** What to do **
From the listing below, copy every line with the word "caption".

** Material for this task **
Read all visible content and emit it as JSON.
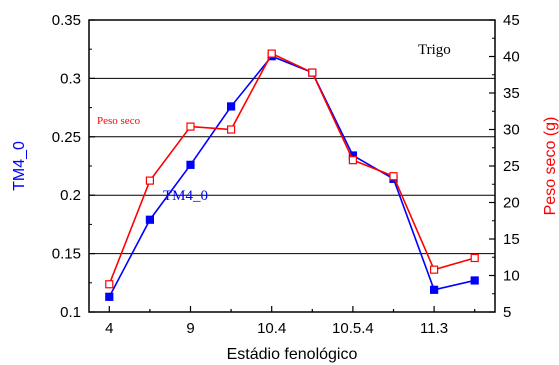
{
  "chart_data": {
    "type": "line",
    "title": "",
    "xlabel": "Estádio fenológico",
    "ylabel": "TM4_0",
    "y2label": "Peso seco (g)",
    "x_tick_labels": [
      "4",
      "9",
      "10.4",
      "10.5.4",
      "11.3"
    ],
    "x_tick_positions": [
      1,
      3,
      5,
      7,
      9
    ],
    "xlim": [
      0.5,
      10.5
    ],
    "ylim": [
      0.1,
      0.35
    ],
    "yticks": [
      "0.1",
      "0.15",
      "0.2",
      "0.25",
      "0.3",
      "0.35"
    ],
    "y2lim": [
      5,
      45
    ],
    "y2ticks": [
      "5",
      "10",
      "15",
      "20",
      "25",
      "30",
      "35",
      "40",
      "45"
    ],
    "horizontal_gridlines_at": [
      0.15,
      0.2,
      0.25,
      0.3
    ],
    "series": [
      {
        "name": "TM4_0",
        "axis": "left",
        "color": "#0000ff",
        "marker": "filled-square",
        "x": [
          1,
          2,
          3,
          4,
          5,
          6,
          7,
          8,
          9,
          10
        ],
        "values": [
          0.113,
          0.179,
          0.226,
          0.276,
          0.319,
          0.305,
          0.234,
          0.214,
          0.119,
          0.127
        ]
      },
      {
        "name": "Peso seco",
        "axis": "right",
        "color": "#ff0000",
        "marker": "open-square",
        "x": [
          1,
          2,
          3,
          4,
          5,
          6,
          7,
          8,
          9,
          10
        ],
        "values": [
          8.8,
          23.0,
          30.4,
          30.0,
          40.4,
          37.8,
          25.8,
          23.6,
          10.8,
          12.4
        ]
      }
    ],
    "annotations": [
      {
        "text": "Trigo",
        "color": "#000000"
      },
      {
        "text": "Peso seco",
        "color": "#ff0000"
      },
      {
        "text": "TM4_0",
        "color": "#0000ff"
      }
    ]
  }
}
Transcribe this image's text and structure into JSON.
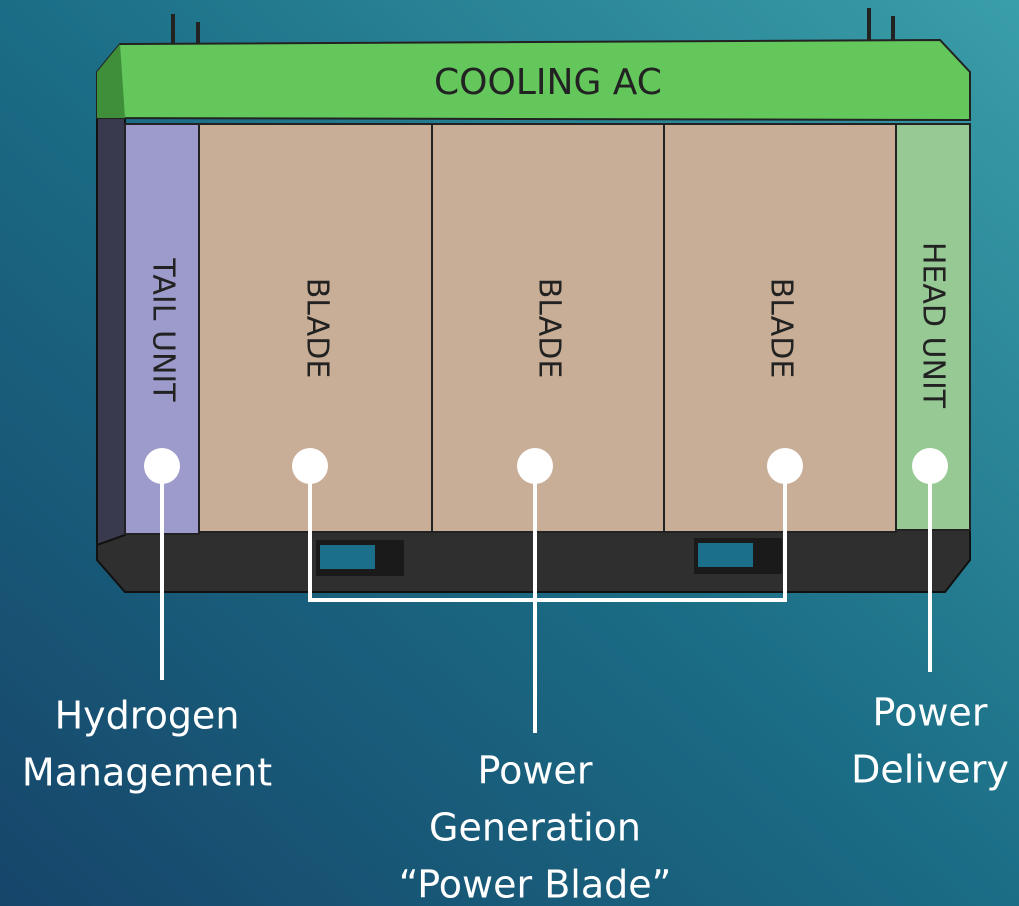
{
  "top_unit": {
    "label": "COOLING AC"
  },
  "modules": [
    {
      "label": "TAIL UNIT"
    },
    {
      "label": "BLADE"
    },
    {
      "label": "BLADE"
    },
    {
      "label": "BLADE"
    },
    {
      "label": "HEAD UNIT"
    }
  ],
  "callouts": [
    {
      "lines": [
        "Hydrogen",
        "Management"
      ]
    },
    {
      "lines": [
        "Power",
        "Generation",
        "“Power Blade”"
      ]
    },
    {
      "lines": [
        "Power",
        "Delivery"
      ]
    }
  ]
}
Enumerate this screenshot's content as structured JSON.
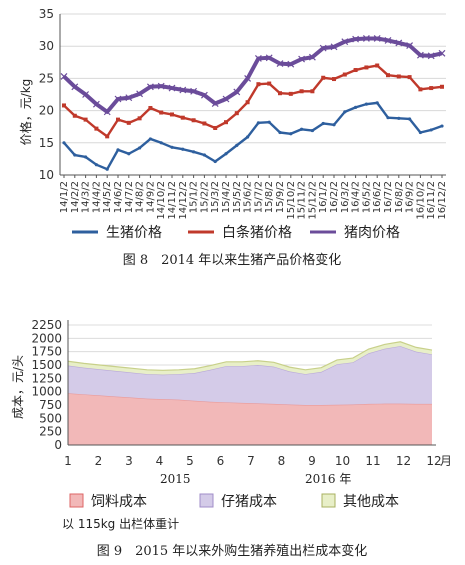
{
  "chart_data": [
    {
      "type": "line",
      "caption": "图 8　2014 年以来生猪产品价格变化",
      "ylabel": "价格，元/kg",
      "ylim": [
        10,
        35
      ],
      "yticks": [
        10,
        15,
        20,
        25,
        30,
        35
      ],
      "x_tick_labels": [
        "14/1/2",
        "14/2/2",
        "14/3/2",
        "14/4/2",
        "14/5/2",
        "14/6/2",
        "14/7/2",
        "14/8/2",
        "14/9/2",
        "14/10/2",
        "14/11/2",
        "14/12/2",
        "15/1/2",
        "15/2/2",
        "15/3/2",
        "15/4/2",
        "15/5/2",
        "15/6/2",
        "15/7/2",
        "15/8/2",
        "15/9/2",
        "15/10/2",
        "15/11/2",
        "15/12/2",
        "16/1/2",
        "16/2/2",
        "16/3/2",
        "16/4/2",
        "16/5/2",
        "16/6/2",
        "16/7/2",
        "16/8/2",
        "16/9/2",
        "16/10/2",
        "16/11/2",
        "16/12/2"
      ],
      "series": [
        {
          "name": "生猪价格",
          "color": "#2e5f9e",
          "values": [
            15.0,
            13.1,
            12.8,
            11.6,
            10.9,
            13.9,
            13.3,
            14.2,
            15.6,
            15.0,
            14.3,
            14.0,
            13.6,
            13.1,
            12.1,
            13.3,
            14.6,
            15.9,
            18.1,
            18.2,
            16.6,
            16.4,
            17.1,
            16.9,
            18.0,
            17.8,
            19.8,
            20.5,
            21.0,
            21.2,
            18.9,
            18.8,
            18.7,
            16.6,
            17.0,
            17.6
          ]
        },
        {
          "name": "白条猪价格",
          "color": "#c0392b",
          "values": [
            20.8,
            19.2,
            18.6,
            17.2,
            16.0,
            18.6,
            18.1,
            18.8,
            20.4,
            19.7,
            19.4,
            18.9,
            18.5,
            18.0,
            17.3,
            18.2,
            19.6,
            21.3,
            24.1,
            24.2,
            22.7,
            22.6,
            23.0,
            23.0,
            25.1,
            24.9,
            25.6,
            26.3,
            26.7,
            27.0,
            25.5,
            25.3,
            25.2,
            23.3,
            23.5,
            23.7
          ]
        },
        {
          "name": "猪肉价格",
          "color": "#6b4c9a",
          "values": [
            25.3,
            23.7,
            22.5,
            21.0,
            19.8,
            21.8,
            22.0,
            22.6,
            23.7,
            23.8,
            23.5,
            23.2,
            23.0,
            22.4,
            21.1,
            21.8,
            22.9,
            25.0,
            28.1,
            28.2,
            27.3,
            27.2,
            28.0,
            28.3,
            29.7,
            29.9,
            30.7,
            31.1,
            31.2,
            31.2,
            30.9,
            30.5,
            30.1,
            28.6,
            28.5,
            28.9
          ]
        }
      ]
    },
    {
      "type": "area",
      "stacked": true,
      "caption": "图 9　2015 年以来外购生猪养殖出栏成本变化",
      "ylabel": "成本，元/头",
      "ylim": [
        0,
        2250
      ],
      "yticks": [
        0,
        250,
        500,
        750,
        1000,
        1250,
        1500,
        1750,
        2000,
        2250
      ],
      "categories": [
        "1",
        "2",
        "3",
        "4",
        "5",
        "6",
        "7",
        "8",
        "9",
        "10",
        "11",
        "12",
        "1",
        "2",
        "3",
        "4",
        "5",
        "6",
        "7",
        "8",
        "9",
        "10",
        "11",
        "12"
      ],
      "month_unit": "月",
      "year_labels": [
        "2015",
        "2016 年"
      ],
      "series": [
        {
          "name": "饲料成本",
          "color": "#f2b8b8",
          "values": [
            970,
            950,
            930,
            910,
            890,
            870,
            860,
            850,
            830,
            810,
            800,
            790,
            780,
            770,
            760,
            750,
            750,
            755,
            760,
            770,
            775,
            775,
            770,
            770
          ]
        },
        {
          "name": "仔猪成本",
          "color": "#d4cbe8",
          "values": [
            520,
            500,
            490,
            480,
            470,
            460,
            460,
            480,
            520,
            600,
            680,
            690,
            720,
            700,
            620,
            580,
            620,
            760,
            790,
            950,
            1030,
            1080,
            980,
            930
          ]
        },
        {
          "name": "其他成本",
          "color": "#e8efc8",
          "values": [
            80,
            80,
            80,
            80,
            80,
            80,
            80,
            80,
            80,
            80,
            80,
            80,
            80,
            80,
            80,
            80,
            80,
            80,
            80,
            80,
            80,
            80,
            80,
            80
          ]
        }
      ],
      "note": "以 115kg 出栏体重计"
    }
  ]
}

** Solution **
      "caption": "图 8　2014 年以来生猪产品价格变化",
      "caption": "图 9　2015 年以来外购生猪养殖出栏成本变化",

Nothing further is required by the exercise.